Dataset records:
◆ ◆ ◆ ◆ ◆ ◆ ◆

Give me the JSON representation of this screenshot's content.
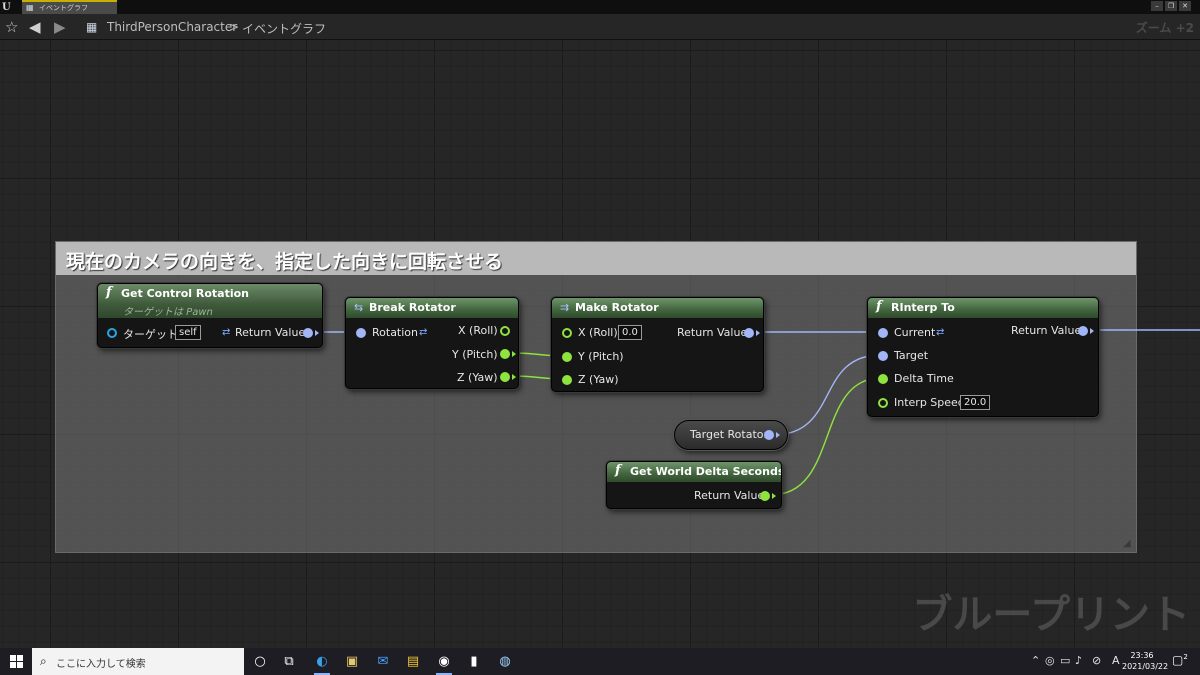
{
  "window": {
    "tab_label": "イベントグラフ",
    "app_logo": "U"
  },
  "toolbar": {
    "breadcrumb_root": "ThirdPersonCharacter",
    "breadcrumb_sep": ">",
    "breadcrumb_current": "イベントグラフ",
    "zoom": "ズーム +2"
  },
  "comment": {
    "title": "現在のカメラの向きを、指定した向きに回転させる"
  },
  "nodes": {
    "get_control_rotation": {
      "title": "Get Control Rotation",
      "subtitle": "ターゲットは Pawn",
      "target_label": "ターゲット",
      "target_value": "self",
      "return_label": "Return Value"
    },
    "break_rotator": {
      "title": "Break Rotator",
      "input_label": "Rotation",
      "out_x": "X (Roll)",
      "out_y": "Y (Pitch)",
      "out_z": "Z (Yaw)"
    },
    "make_rotator": {
      "title": "Make Rotator",
      "in_x": "X (Roll)",
      "in_x_value": "0.0",
      "in_y": "Y (Pitch)",
      "in_z": "Z (Yaw)",
      "return_label": "Return Value"
    },
    "rinterp_to": {
      "title": "RInterp To",
      "current": "Current",
      "target": "Target",
      "delta_time": "Delta Time",
      "interp_speed": "Interp Speed",
      "interp_speed_value": "20.0",
      "return_label": "Return Value"
    },
    "target_rotator": {
      "label": "Target Rotator"
    },
    "get_world_delta_seconds": {
      "title": "Get World Delta Seconds",
      "return_label": "Return Value"
    }
  },
  "watermark": "ブループリント",
  "taskbar": {
    "search_placeholder": "ここに入力して検索",
    "time": "23:36",
    "date": "2021/03/22",
    "ime": "A",
    "notification_count": "2"
  },
  "colors": {
    "rotator_pin": "#a2b5f7",
    "float_pin": "#8fe33e",
    "object_pin": "#2aa4e6",
    "node_header": "#41643d"
  }
}
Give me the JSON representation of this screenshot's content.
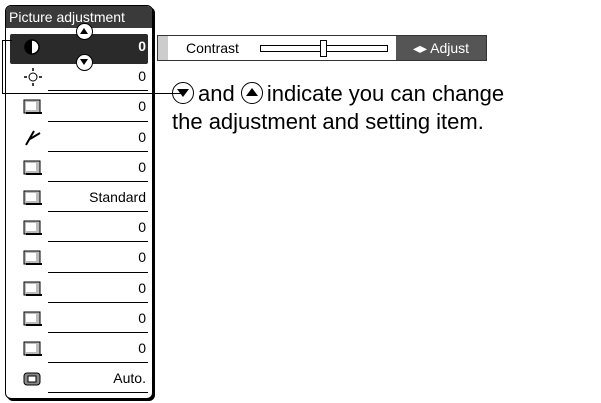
{
  "menu": {
    "title": "Picture adjustment",
    "items": [
      {
        "icon": "contrast-icon",
        "value": "0"
      },
      {
        "icon": "brightness-icon",
        "value": "0"
      },
      {
        "icon": "color-icon",
        "value": "0"
      },
      {
        "icon": "tint-icon",
        "value": "0"
      },
      {
        "icon": "sharpness-icon",
        "value": "0"
      },
      {
        "icon": "color-temperature-icon",
        "value": "Standard"
      },
      {
        "icon": "red-icon",
        "value": "0"
      },
      {
        "icon": "blue-icon",
        "value": "0"
      },
      {
        "icon": "setting-icon-1",
        "value": "0"
      },
      {
        "icon": "setting-icon-2",
        "value": "0"
      },
      {
        "icon": "setting-icon-3",
        "value": "0"
      },
      {
        "icon": "auto-icon",
        "value": "Auto."
      }
    ]
  },
  "contrast_bar": {
    "label": "Contrast",
    "adjust_label": "Adjust",
    "level": 0.5
  },
  "note": {
    "line1_mid": "and",
    "line1_end": "indicate you can change",
    "line2": "the adjustment and setting item."
  }
}
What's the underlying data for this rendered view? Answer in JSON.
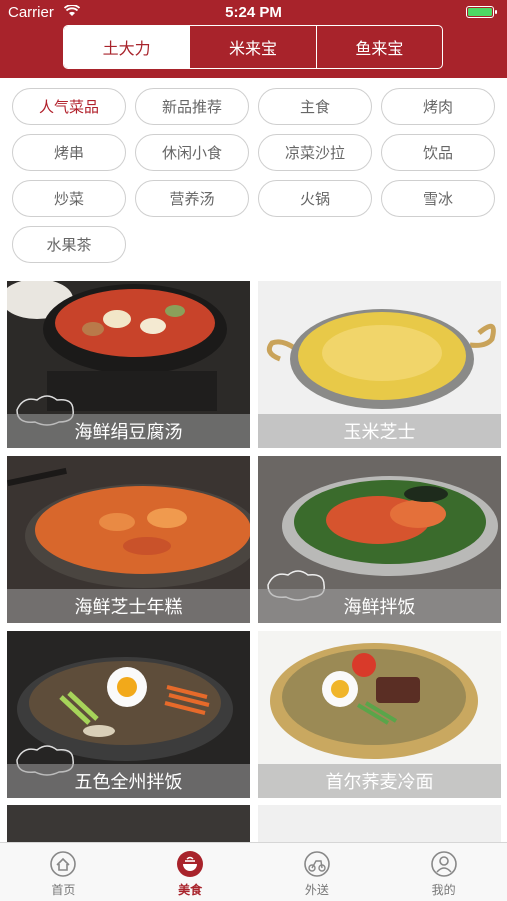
{
  "status_bar": {
    "carrier": "Carrier",
    "time": "5:24 PM"
  },
  "segments": [
    "土大力",
    "米来宝",
    "鱼来宝"
  ],
  "categories": [
    "人气菜品",
    "新品推荐",
    "主食",
    "烤肉",
    "烤串",
    "休闲小食",
    "凉菜沙拉",
    "饮品",
    "炒菜",
    "营养汤",
    "火锅",
    "雪冰",
    "水果茶"
  ],
  "dishes": [
    {
      "name": "海鲜绢豆腐汤"
    },
    {
      "name": "玉米芝士"
    },
    {
      "name": "海鲜芝士年糕"
    },
    {
      "name": "海鲜拌饭"
    },
    {
      "name": "五色全州拌饭"
    },
    {
      "name": "首尔荞麦冷面"
    }
  ],
  "tabbar": [
    {
      "label": "首页",
      "icon": "home-icon"
    },
    {
      "label": "美食",
      "icon": "food-icon"
    },
    {
      "label": "外送",
      "icon": "delivery-icon"
    },
    {
      "label": "我的",
      "icon": "profile-icon"
    }
  ],
  "colors": {
    "brand": "#a8232b",
    "active_category": "#b1202b"
  }
}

◆ ◆ ◆ ◆ ◆ ◆ ◆

AIM:
Make an exact reproduction of the listing above, without any pictures.

ANSWER TO THE TASK:
Give me the JSON representation of this screenshot's content.
{
  "window": {
    "tab_label": "イベントグラフ",
    "app_logo": "U"
  },
  "toolbar": {
    "breadcrumb_root": "ThirdPersonCharacter",
    "breadcrumb_sep": ">",
    "breadcrumb_current": "イベントグラフ",
    "zoom": "ズーム +2"
  },
  "comment": {
    "title": "現在のカメラの向きを、指定した向きに回転させる"
  },
  "nodes": {
    "get_control_rotation": {
      "title": "Get Control Rotation",
      "subtitle": "ターゲットは Pawn",
      "target_label": "ターゲット",
      "target_value": "self",
      "return_label": "Return Value"
    },
    "break_rotator": {
      "title": "Break Rotator",
      "input_label": "Rotation",
      "out_x": "X (Roll)",
      "out_y": "Y (Pitch)",
      "out_z": "Z (Yaw)"
    },
    "make_rotator": {
      "title": "Make Rotator",
      "in_x": "X (Roll)",
      "in_x_value": "0.0",
      "in_y": "Y (Pitch)",
      "in_z": "Z (Yaw)",
      "return_label": "Return Value"
    },
    "rinterp_to": {
      "title": "RInterp To",
      "current": "Current",
      "target": "Target",
      "delta_time": "Delta Time",
      "interp_speed": "Interp Speed",
      "interp_speed_value": "20.0",
      "return_label": "Return Value"
    },
    "target_rotator": {
      "label": "Target Rotator"
    },
    "get_world_delta_seconds": {
      "title": "Get World Delta Seconds",
      "return_label": "Return Value"
    }
  },
  "watermark": "ブループリント",
  "taskbar": {
    "search_placeholder": "ここに入力して検索",
    "time": "23:36",
    "date": "2021/03/22",
    "ime": "A",
    "notification_count": "2"
  },
  "colors": {
    "rotator_pin": "#a2b5f7",
    "float_pin": "#8fe33e",
    "object_pin": "#2aa4e6",
    "node_header": "#41643d"
  }
}
Give me the JSON representation of this screenshot's content.
{
  "menu": {
    "title": "Picture adjustment",
    "items": [
      {
        "icon": "contrast-icon",
        "value": "0"
      },
      {
        "icon": "brightness-icon",
        "value": "0"
      },
      {
        "icon": "color-icon",
        "value": "0"
      },
      {
        "icon": "tint-icon",
        "value": "0"
      },
      {
        "icon": "sharpness-icon",
        "value": "0"
      },
      {
        "icon": "color-temperature-icon",
        "value": "Standard"
      },
      {
        "icon": "red-icon",
        "value": "0"
      },
      {
        "icon": "blue-icon",
        "value": "0"
      },
      {
        "icon": "setting-icon-1",
        "value": "0"
      },
      {
        "icon": "setting-icon-2",
        "value": "0"
      },
      {
        "icon": "setting-icon-3",
        "value": "0"
      },
      {
        "icon": "auto-icon",
        "value": "Auto."
      }
    ]
  },
  "contrast_bar": {
    "label": "Contrast",
    "adjust_label": "Adjust",
    "level": 0.5
  },
  "note": {
    "line1_mid": "and",
    "line1_end": "indicate you can change",
    "line2": "the adjustment and setting item."
  }
}
What's the underlying data for this rendered view? Answer in JSON.
{
  "status_bar": {
    "carrier": "Carrier",
    "time": "5:24 PM"
  },
  "segments": [
    "土大力",
    "米来宝",
    "鱼来宝"
  ],
  "categories": [
    "人气菜品",
    "新品推荐",
    "主食",
    "烤肉",
    "烤串",
    "休闲小食",
    "凉菜沙拉",
    "饮品",
    "炒菜",
    "营养汤",
    "火锅",
    "雪冰",
    "水果茶"
  ],
  "dishes": [
    {
      "name": "海鲜绢豆腐汤"
    },
    {
      "name": "玉米芝士"
    },
    {
      "name": "海鲜芝士年糕"
    },
    {
      "name": "海鲜拌饭"
    },
    {
      "name": "五色全州拌饭"
    },
    {
      "name": "首尔荞麦冷面"
    }
  ],
  "tabbar": [
    {
      "label": "首页",
      "icon": "home-icon"
    },
    {
      "label": "美食",
      "icon": "food-icon"
    },
    {
      "label": "外送",
      "icon": "delivery-icon"
    },
    {
      "label": "我的",
      "icon": "profile-icon"
    }
  ],
  "colors": {
    "brand": "#a8232b",
    "active_category": "#b1202b"
  }
}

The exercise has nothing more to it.